> What is asked: Without the pictures, return all of the material exactly as written.
>> Begin Data for this exercise
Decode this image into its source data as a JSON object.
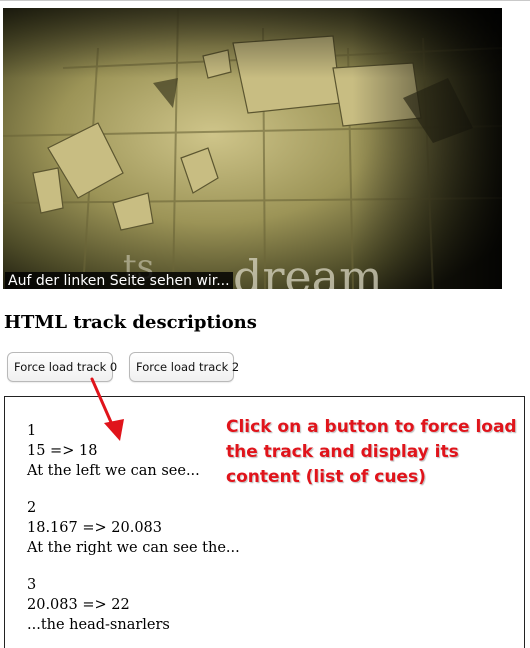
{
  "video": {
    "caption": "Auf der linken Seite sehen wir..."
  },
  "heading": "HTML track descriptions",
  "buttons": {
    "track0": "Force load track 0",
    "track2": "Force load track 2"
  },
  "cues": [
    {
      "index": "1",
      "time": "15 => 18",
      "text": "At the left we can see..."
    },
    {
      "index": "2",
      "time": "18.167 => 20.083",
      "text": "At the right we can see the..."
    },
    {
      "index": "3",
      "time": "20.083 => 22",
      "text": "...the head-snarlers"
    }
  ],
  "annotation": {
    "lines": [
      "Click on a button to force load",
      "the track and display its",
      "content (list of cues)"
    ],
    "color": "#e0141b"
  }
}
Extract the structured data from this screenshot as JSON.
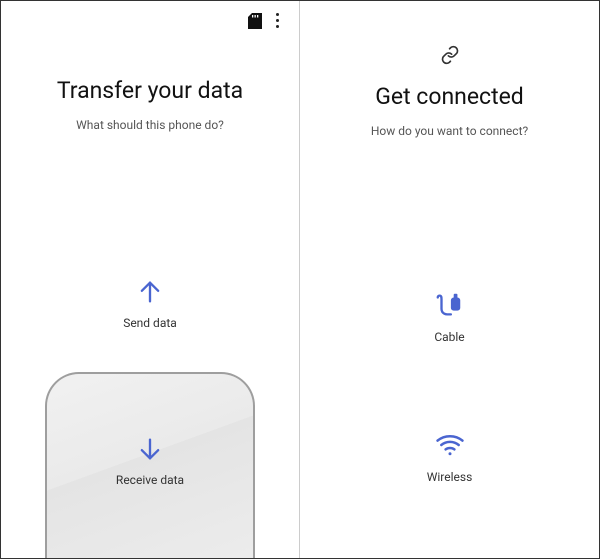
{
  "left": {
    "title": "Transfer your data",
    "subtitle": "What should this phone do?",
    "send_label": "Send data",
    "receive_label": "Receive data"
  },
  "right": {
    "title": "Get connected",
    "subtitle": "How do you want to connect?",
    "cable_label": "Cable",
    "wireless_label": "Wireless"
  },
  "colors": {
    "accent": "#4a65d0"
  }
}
>> End Data for this exercise
> Worked answer:
Decode this image into its source data as a JSON object.
{
  "video": {
    "caption": "Auf der linken Seite sehen wir..."
  },
  "heading": "HTML track descriptions",
  "buttons": {
    "track0": "Force load track 0",
    "track2": "Force load track 2"
  },
  "cues": [
    {
      "index": "1",
      "time": "15 => 18",
      "text": "At the left we can see..."
    },
    {
      "index": "2",
      "time": "18.167 => 20.083",
      "text": "At the right we can see the..."
    },
    {
      "index": "3",
      "time": "20.083 => 22",
      "text": "...the head-snarlers"
    }
  ],
  "annotation": {
    "lines": [
      "Click on a button to force load",
      "the track and display its",
      "content (list of cues)"
    ],
    "color": "#e0141b"
  }
}
Extract the structured data from this screenshot as JSON.
{
  "left": {
    "title": "Transfer your data",
    "subtitle": "What should this phone do?",
    "send_label": "Send data",
    "receive_label": "Receive data"
  },
  "right": {
    "title": "Get connected",
    "subtitle": "How do you want to connect?",
    "cable_label": "Cable",
    "wireless_label": "Wireless"
  },
  "colors": {
    "accent": "#4a65d0"
  }
}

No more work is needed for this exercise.